Records from a data collection
--------
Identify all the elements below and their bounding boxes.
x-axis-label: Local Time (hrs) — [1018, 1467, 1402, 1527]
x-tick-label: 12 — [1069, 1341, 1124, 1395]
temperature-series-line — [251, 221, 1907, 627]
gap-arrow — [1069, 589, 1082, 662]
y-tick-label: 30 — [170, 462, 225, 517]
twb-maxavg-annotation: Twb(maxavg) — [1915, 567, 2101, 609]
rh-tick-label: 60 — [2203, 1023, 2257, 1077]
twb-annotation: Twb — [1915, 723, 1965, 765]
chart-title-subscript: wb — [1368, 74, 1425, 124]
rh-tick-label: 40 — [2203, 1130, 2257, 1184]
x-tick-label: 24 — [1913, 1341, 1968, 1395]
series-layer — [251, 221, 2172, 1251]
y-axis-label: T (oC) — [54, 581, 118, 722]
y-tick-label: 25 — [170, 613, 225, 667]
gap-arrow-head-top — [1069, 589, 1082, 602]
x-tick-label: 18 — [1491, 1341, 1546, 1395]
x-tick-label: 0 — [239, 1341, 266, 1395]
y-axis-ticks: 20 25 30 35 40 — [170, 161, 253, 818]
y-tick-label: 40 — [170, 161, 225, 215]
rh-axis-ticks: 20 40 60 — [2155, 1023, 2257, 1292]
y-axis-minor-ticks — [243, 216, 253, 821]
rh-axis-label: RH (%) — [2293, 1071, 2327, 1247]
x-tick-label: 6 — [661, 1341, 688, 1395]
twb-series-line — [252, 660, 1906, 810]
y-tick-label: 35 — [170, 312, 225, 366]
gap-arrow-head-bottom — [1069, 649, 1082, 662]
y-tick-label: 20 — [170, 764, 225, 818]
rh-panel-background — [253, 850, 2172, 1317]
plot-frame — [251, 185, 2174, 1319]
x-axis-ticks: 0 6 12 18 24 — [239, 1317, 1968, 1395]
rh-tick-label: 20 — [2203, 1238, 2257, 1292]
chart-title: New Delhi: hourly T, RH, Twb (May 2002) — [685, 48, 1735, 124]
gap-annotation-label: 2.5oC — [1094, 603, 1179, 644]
--------
Print every entry above verbatim, line for line, without altering any character.

Identify all the elements below and their bounding boxes.
x-axis-label: Local Time (hrs) — [1018, 1467, 1402, 1527]
x-tick-label: 12 — [1069, 1341, 1124, 1395]
temperature-series-line — [251, 221, 1907, 627]
gap-arrow — [1069, 589, 1082, 662]
y-tick-label: 30 — [170, 462, 225, 517]
twb-maxavg-annotation: Twb(maxavg) — [1915, 567, 2101, 609]
rh-tick-label: 60 — [2203, 1023, 2257, 1077]
twb-annotation: Twb — [1915, 723, 1965, 765]
chart-title-subscript: wb — [1368, 74, 1425, 124]
rh-tick-label: 40 — [2203, 1130, 2257, 1184]
x-tick-label: 24 — [1913, 1341, 1968, 1395]
series-layer — [251, 221, 2172, 1251]
y-axis-label: T (oC) — [54, 581, 118, 722]
y-tick-label: 25 — [170, 613, 225, 667]
gap-arrow-head-top — [1069, 589, 1082, 602]
x-tick-label: 18 — [1491, 1341, 1546, 1395]
x-tick-label: 0 — [239, 1341, 266, 1395]
y-axis-ticks: 20 25 30 35 40 — [170, 161, 253, 818]
y-tick-label: 40 — [170, 161, 225, 215]
rh-axis-ticks: 20 40 60 — [2155, 1023, 2257, 1292]
y-axis-minor-ticks — [243, 216, 253, 821]
rh-axis-label: RH (%) — [2293, 1071, 2327, 1247]
x-tick-label: 6 — [661, 1341, 688, 1395]
twb-series-line — [252, 660, 1906, 810]
y-tick-label: 35 — [170, 312, 225, 366]
gap-arrow-head-bottom — [1069, 649, 1082, 662]
y-tick-label: 20 — [170, 764, 225, 818]
rh-panel-background — [253, 850, 2172, 1317]
plot-frame — [251, 185, 2174, 1319]
x-axis-ticks: 0 6 12 18 24 — [239, 1317, 1968, 1395]
rh-tick-label: 20 — [2203, 1238, 2257, 1292]
chart-title: New Delhi: hourly T, RH, Twb (May 2002) — [685, 48, 1735, 124]
gap-annotation-label: 2.5oC — [1094, 603, 1179, 644]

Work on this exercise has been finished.